— Listado mostrado —
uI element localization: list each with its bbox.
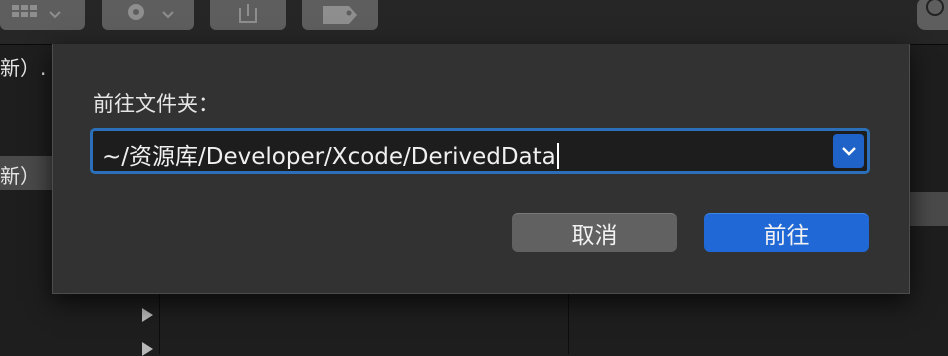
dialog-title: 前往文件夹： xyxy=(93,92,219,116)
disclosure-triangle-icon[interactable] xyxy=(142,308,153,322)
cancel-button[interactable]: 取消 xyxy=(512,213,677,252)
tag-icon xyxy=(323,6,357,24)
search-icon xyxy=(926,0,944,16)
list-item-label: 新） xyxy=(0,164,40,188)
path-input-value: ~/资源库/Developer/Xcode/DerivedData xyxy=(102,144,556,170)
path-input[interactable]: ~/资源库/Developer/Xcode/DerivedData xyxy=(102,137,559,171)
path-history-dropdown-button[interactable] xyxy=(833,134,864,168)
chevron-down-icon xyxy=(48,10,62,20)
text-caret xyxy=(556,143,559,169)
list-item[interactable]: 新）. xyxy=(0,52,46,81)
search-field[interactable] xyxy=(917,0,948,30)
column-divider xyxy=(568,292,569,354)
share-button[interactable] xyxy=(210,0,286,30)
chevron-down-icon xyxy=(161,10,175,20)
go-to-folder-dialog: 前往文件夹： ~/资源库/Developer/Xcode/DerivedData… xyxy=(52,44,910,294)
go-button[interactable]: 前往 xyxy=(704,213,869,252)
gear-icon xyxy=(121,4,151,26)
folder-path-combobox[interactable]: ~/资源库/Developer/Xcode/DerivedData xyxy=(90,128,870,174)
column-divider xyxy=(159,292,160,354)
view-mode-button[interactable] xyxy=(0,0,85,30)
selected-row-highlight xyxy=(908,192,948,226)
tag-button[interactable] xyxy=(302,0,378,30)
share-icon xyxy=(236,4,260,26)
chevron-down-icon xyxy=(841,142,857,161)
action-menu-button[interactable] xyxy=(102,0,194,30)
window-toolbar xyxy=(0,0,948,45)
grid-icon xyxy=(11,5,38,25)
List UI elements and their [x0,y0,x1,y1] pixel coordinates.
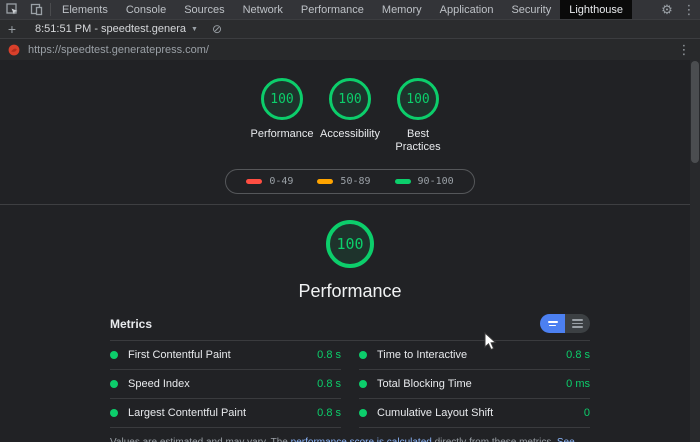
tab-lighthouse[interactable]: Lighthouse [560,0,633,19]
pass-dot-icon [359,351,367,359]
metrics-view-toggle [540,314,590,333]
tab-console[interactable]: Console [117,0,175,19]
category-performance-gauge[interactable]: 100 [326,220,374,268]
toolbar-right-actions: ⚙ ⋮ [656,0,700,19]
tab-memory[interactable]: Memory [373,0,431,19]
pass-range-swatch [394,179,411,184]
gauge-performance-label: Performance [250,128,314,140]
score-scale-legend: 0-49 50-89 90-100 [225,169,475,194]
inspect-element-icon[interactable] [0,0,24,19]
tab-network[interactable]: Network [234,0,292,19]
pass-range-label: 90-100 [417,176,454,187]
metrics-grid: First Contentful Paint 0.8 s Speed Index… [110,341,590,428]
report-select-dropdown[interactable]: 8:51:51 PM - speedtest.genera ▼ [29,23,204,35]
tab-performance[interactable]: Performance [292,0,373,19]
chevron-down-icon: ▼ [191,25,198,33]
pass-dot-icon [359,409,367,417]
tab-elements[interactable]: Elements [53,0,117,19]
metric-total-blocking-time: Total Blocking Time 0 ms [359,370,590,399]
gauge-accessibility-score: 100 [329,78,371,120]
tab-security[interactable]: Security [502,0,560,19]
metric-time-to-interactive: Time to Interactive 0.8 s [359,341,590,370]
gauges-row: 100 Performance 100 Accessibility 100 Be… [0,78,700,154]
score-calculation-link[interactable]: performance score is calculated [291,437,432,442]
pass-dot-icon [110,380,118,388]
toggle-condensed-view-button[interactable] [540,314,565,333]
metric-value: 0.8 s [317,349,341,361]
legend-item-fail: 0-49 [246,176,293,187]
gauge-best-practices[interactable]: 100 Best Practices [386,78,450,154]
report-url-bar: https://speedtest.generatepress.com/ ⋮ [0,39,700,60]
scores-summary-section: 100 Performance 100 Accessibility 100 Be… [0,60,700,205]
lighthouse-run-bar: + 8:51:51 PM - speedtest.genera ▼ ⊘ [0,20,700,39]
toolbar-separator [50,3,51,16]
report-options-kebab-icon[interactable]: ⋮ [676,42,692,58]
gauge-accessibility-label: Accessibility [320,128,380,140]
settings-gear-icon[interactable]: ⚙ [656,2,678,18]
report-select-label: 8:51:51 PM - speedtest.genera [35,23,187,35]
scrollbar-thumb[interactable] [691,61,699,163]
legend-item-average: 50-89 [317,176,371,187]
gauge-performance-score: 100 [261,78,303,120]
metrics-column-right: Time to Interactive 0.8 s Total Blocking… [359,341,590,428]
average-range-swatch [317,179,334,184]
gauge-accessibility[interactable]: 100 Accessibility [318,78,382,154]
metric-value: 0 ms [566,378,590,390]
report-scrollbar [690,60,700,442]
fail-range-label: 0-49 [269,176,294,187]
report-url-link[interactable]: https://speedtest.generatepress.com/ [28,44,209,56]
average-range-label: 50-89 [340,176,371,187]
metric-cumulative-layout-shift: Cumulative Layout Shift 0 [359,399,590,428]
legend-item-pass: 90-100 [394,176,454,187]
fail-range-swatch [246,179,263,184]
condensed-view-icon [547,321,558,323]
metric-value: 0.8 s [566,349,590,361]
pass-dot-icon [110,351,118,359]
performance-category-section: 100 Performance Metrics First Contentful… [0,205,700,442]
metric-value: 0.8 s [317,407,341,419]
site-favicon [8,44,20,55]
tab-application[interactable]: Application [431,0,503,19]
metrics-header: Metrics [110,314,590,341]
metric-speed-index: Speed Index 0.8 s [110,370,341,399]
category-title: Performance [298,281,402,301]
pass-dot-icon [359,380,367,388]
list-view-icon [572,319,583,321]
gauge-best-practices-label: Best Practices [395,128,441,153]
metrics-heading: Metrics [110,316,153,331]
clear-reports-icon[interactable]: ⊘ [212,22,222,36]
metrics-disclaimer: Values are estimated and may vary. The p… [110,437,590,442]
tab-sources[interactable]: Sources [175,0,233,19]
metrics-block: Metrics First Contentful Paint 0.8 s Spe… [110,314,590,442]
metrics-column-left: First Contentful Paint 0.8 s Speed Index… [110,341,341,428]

— Ejercicio breve —
Copia tal cual las líneas del listado desde la que contiene "dialog-title: 前往文件夹： xyxy=(93,92,219,116)" hasta la que contiene "column-divider xyxy=(159,292,160,354)", ambas incluidas.

— Resultado del ejercicio —
dialog-title: 前往文件夹： xyxy=(93,92,219,116)
disclosure-triangle-icon[interactable] xyxy=(142,308,153,322)
cancel-button[interactable]: 取消 xyxy=(512,213,677,252)
tag-icon xyxy=(323,6,357,24)
search-icon xyxy=(926,0,944,16)
list-item-label: 新） xyxy=(0,164,40,188)
path-input-value: ~/资源库/Developer/Xcode/DerivedData xyxy=(102,144,556,170)
path-input[interactable]: ~/资源库/Developer/Xcode/DerivedData xyxy=(102,137,559,171)
path-history-dropdown-button[interactable] xyxy=(833,134,864,168)
chevron-down-icon xyxy=(48,10,62,20)
text-caret xyxy=(556,143,559,169)
list-item[interactable]: 新）. xyxy=(0,52,46,81)
search-field[interactable] xyxy=(917,0,948,30)
column-divider xyxy=(568,292,569,354)
share-button[interactable] xyxy=(210,0,286,30)
chevron-down-icon xyxy=(161,10,175,20)
go-to-folder-dialog: 前往文件夹： ~/资源库/Developer/Xcode/DerivedData… xyxy=(52,44,910,294)
go-button[interactable]: 前往 xyxy=(704,213,869,252)
gear-icon xyxy=(121,4,151,26)
folder-path-combobox[interactable]: ~/资源库/Developer/Xcode/DerivedData xyxy=(90,128,870,174)
column-divider xyxy=(159,292,160,354)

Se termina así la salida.